*** Input

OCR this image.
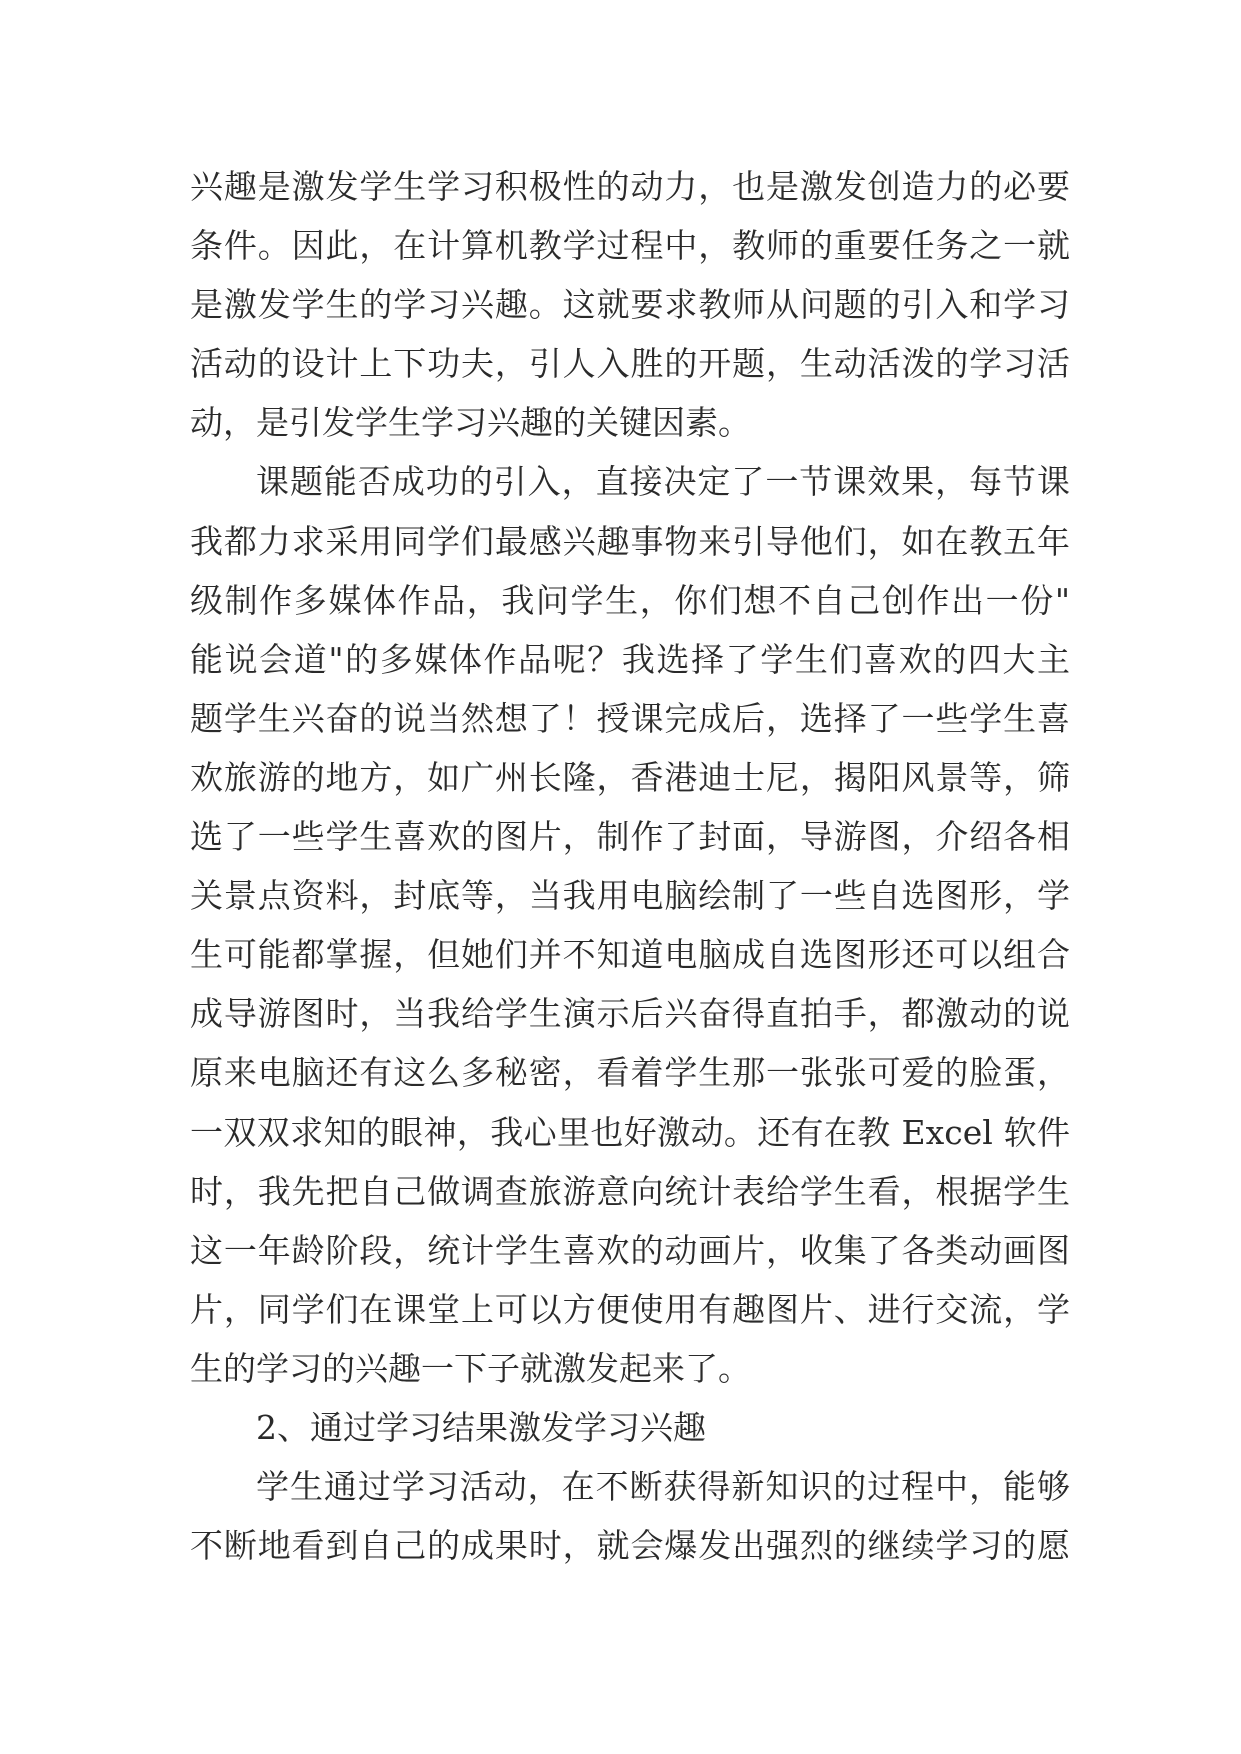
兴趣是激发学生学习积极性的动力，也是激发创造力的必要
条件。因此，在计算机教学过程中，教师的重要任务之一就
是激发学生的学习兴趣。这就要求教师从问题的引入和学习
活动的设计上下功夫，引人入胜的开题，生动活泼的学习活
动，是引发学生学习兴趣的关键因素。
课题能否成功的引入，直接决定了一节课效果，每节课
我都力求采用同学们最感兴趣事物来引导他们，如在教五年
级制作多媒体作品，我问学生，你们想不自己创作出一份"
能说会道"的多媒体作品呢？我选择了学生们喜欢的四大主
题学生兴奋的说当然想了！授课完成后，选择了一些学生喜
欢旅游的地方，如广州长隆，香港迪士尼，揭阳风景等，筛
选了一些学生喜欢的图片，制作了封面，导游图，介绍各相
关景点资料，封底等，当我用电脑绘制了一些自选图形，学
生可能都掌握，但她们并不知道电脑成自选图形还可以组合
成导游图时，当我给学生演示后兴奋得直拍手，都激动的说
原来电脑还有这么多秘密，看着学生那一张张可爱的脸蛋，
一双双求知的眼神，我心里也好激动。还有在教 Excel 软件
时，我先把自己做调查旅游意向统计表给学生看，根据学生
这一年龄阶段，统计学生喜欢的动画片，收集了各类动画图
片，同学们在课堂上可以方便使用有趣图片、进行交流，学
生的学习的兴趣一下子就激发起来了。
2、通过学习结果激发学习兴趣
学生通过学习活动，在不断获得新知识的过程中，能够
不断地看到自己的成果时，就会爆发出强烈的继续学习的愿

******

**Task goal**
Return the whole listing, word for word, and leave out every picture.

**Solution to the exercise**
OCR this image.
兴趣是激发学生学习积极性的动力，也是激发创造力的必要
条件。因此，在计算机教学过程中，教师的重要任务之一就
是激发学生的学习兴趣。这就要求教师从问题的引入和学习
活动的设计上下功夫，引人入胜的开题，生动活泼的学习活
动，是引发学生学习兴趣的关键因素。
课题能否成功的引入，直接决定了一节课效果，每节课
我都力求采用同学们最感兴趣事物来引导他们，如在教五年
级制作多媒体作品，我问学生，你们想不自己创作出一份"
能说会道"的多媒体作品呢？我选择了学生们喜欢的四大主
题学生兴奋的说当然想了！授课完成后，选择了一些学生喜
欢旅游的地方，如广州长隆，香港迪士尼，揭阳风景等，筛
选了一些学生喜欢的图片，制作了封面，导游图，介绍各相
关景点资料，封底等，当我用电脑绘制了一些自选图形，学
生可能都掌握，但她们并不知道电脑成自选图形还可以组合
成导游图时，当我给学生演示后兴奋得直拍手，都激动的说
原来电脑还有这么多秘密，看着学生那一张张可爱的脸蛋，
一双双求知的眼神，我心里也好激动。还有在教 Excel 软件
时，我先把自己做调查旅游意向统计表给学生看，根据学生
这一年龄阶段，统计学生喜欢的动画片，收集了各类动画图
片，同学们在课堂上可以方便使用有趣图片、进行交流，学
生的学习的兴趣一下子就激发起来了。
2、通过学习结果激发学习兴趣
学生通过学习活动，在不断获得新知识的过程中，能够
不断地看到自己的成果时，就会爆发出强烈的继续学习的愿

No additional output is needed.